From the line containing "Read this page and output its text content." through the last line of the data, return those lines exactly as written and nothing more.
[Start Records to process]
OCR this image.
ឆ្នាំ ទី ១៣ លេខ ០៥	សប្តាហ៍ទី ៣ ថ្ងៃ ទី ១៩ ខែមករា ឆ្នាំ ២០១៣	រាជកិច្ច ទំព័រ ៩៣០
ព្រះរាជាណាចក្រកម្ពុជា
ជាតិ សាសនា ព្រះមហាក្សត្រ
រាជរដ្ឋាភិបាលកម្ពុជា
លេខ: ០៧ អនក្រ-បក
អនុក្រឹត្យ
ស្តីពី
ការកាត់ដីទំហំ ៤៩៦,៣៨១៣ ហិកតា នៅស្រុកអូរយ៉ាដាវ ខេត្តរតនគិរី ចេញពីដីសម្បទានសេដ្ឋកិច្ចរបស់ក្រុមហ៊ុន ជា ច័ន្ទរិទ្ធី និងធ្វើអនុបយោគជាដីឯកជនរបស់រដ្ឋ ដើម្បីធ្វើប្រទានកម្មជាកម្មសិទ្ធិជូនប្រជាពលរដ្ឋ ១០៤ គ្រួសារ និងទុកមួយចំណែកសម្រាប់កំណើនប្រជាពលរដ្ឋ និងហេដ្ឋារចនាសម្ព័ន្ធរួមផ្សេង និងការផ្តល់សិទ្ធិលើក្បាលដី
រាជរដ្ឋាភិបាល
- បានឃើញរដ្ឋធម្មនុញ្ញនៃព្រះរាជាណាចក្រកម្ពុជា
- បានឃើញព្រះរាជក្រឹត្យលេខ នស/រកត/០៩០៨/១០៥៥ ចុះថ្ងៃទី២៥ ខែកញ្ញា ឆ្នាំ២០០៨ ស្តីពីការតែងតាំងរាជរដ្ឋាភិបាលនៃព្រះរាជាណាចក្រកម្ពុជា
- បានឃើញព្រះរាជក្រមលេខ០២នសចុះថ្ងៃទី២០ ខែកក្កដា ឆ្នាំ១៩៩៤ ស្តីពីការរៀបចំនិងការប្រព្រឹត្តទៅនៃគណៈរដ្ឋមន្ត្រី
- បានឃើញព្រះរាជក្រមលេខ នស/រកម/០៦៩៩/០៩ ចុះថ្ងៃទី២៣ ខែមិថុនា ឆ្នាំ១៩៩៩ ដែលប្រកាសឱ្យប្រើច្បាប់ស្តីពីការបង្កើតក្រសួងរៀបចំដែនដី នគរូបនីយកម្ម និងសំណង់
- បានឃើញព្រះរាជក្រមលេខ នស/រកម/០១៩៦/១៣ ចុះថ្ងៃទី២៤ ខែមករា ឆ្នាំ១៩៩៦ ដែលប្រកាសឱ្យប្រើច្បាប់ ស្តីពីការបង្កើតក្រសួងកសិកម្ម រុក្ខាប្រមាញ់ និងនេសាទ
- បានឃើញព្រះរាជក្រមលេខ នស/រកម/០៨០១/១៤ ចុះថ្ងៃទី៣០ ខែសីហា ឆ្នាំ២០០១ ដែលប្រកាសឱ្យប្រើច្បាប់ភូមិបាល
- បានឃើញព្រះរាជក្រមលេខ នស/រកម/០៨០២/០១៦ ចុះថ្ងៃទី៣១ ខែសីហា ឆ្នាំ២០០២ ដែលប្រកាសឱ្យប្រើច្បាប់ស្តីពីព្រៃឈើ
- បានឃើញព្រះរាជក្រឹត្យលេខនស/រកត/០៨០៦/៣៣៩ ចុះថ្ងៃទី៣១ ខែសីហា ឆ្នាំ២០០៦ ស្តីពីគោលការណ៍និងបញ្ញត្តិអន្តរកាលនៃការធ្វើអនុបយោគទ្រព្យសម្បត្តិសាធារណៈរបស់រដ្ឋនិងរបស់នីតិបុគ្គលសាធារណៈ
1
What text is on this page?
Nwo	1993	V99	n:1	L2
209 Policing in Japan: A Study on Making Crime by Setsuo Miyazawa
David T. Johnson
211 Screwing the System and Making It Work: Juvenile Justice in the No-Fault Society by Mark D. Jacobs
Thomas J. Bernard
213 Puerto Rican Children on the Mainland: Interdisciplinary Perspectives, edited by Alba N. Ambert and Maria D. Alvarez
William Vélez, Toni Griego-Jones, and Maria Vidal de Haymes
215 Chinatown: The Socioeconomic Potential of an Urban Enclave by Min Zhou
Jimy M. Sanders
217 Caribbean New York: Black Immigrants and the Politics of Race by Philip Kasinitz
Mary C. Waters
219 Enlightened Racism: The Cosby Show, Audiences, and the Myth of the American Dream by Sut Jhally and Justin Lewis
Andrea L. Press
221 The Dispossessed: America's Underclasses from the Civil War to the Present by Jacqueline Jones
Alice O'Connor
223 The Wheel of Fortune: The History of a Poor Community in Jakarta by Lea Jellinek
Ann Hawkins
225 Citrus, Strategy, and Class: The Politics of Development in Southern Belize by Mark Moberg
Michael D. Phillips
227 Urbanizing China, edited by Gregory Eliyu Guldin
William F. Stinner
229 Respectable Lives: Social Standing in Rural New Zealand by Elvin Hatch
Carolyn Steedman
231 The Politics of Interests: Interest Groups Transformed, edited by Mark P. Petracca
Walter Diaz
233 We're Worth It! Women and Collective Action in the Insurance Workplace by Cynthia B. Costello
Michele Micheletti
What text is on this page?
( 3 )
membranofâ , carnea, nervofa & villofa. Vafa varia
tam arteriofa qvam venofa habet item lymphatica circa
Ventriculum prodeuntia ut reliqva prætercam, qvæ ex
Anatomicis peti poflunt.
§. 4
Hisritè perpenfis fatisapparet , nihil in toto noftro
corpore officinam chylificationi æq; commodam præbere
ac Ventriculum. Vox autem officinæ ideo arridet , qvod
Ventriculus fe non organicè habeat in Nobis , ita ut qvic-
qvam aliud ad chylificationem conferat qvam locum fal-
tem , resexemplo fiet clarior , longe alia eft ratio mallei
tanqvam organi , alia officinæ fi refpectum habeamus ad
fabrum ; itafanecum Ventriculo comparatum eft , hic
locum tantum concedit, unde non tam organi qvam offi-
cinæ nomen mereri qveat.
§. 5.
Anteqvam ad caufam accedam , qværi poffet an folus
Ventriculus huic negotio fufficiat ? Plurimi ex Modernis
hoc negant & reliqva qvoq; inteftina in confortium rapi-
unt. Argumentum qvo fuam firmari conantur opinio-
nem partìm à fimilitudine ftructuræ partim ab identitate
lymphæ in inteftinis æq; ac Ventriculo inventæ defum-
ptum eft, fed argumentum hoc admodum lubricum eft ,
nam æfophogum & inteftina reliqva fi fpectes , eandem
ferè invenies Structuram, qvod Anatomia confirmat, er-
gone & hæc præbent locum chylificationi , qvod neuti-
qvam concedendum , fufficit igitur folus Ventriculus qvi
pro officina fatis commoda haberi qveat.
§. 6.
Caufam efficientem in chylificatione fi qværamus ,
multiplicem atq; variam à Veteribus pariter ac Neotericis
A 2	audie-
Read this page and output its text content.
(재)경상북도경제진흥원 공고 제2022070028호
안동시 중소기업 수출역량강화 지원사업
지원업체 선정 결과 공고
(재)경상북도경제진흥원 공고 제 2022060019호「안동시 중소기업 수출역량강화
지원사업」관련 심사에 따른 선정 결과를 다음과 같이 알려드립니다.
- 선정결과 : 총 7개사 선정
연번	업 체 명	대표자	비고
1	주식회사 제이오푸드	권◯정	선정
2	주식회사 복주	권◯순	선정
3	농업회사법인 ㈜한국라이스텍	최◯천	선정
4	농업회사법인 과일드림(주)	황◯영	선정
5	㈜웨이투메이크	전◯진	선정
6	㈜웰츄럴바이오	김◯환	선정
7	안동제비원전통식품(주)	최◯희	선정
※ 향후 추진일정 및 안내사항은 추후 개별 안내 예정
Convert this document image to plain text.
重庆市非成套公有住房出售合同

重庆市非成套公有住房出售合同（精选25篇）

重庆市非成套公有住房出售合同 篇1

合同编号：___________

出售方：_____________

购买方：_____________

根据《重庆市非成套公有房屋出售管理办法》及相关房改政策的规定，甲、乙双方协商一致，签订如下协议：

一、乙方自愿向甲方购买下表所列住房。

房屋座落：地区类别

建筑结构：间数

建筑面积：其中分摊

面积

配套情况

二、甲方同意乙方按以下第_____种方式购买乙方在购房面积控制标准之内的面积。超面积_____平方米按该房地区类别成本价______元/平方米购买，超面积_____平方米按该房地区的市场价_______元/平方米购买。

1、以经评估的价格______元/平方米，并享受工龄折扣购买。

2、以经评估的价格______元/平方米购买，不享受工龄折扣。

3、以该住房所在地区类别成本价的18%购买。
[End Records to process]
### Result for this task
Read this page and output its text content.
(재)경상북도경제진흥원 공고 제2022070028호
안동시 중소기업 수출역량강화 지원사업
지원업체 선정 결과 공고
(재)경상북도경제진흥원 공고 제 2022060019호「안동시 중소기업 수출역량강화
지원사업」관련 심사에 따른 선정 결과를 다음과 같이 알려드립니다.
- 선정결과 : 총 7개사 선정
연번	업 체 명	대표자	비고
1	주식회사 제이오푸드	권◯정	선정
2	주식회사 복주	권◯순	선정
3	농업회사법인 ㈜한국라이스텍	최◯천	선정
4	농업회사법인 과일드림(주)	황◯영	선정
5	㈜웨이투메이크	전◯진	선정
6	㈜웰츄럴바이오	김◯환	선정
7	안동제비원전통식품(주)	최◯희	선정
※ 향후 추진일정 및 안내사항은 추후 개별 안내 예정
Convert this document image to plain text.
重庆市非成套公有住房出售合同

重庆市非成套公有住房出售合同（精选25篇）

重庆市非成套公有住房出售合同 篇1

合同编号：___________

出售方：_____________

购买方：_____________

根据《重庆市非成套公有房屋出售管理办法》及相关房改政策的规定，甲、乙双方协商一致，签订如下协议：

一、乙方自愿向甲方购买下表所列住房。

房屋座落：地区类别

建筑结构：间数

建筑面积：其中分摊

面积

配套情况

二、甲方同意乙方按以下第_____种方式购买乙方在购房面积控制标准之内的面积。超面积_____平方米按该房地区类别成本价______元/平方米购买，超面积_____平方米按该房地区的市场价_______元/平方米购买。

1、以经评估的价格______元/平方米，并享受工龄折扣购买。

2、以经评估的价格______元/平方米购买，不享受工龄折扣。

3、以该住房所在地区类别成本价的18%购买。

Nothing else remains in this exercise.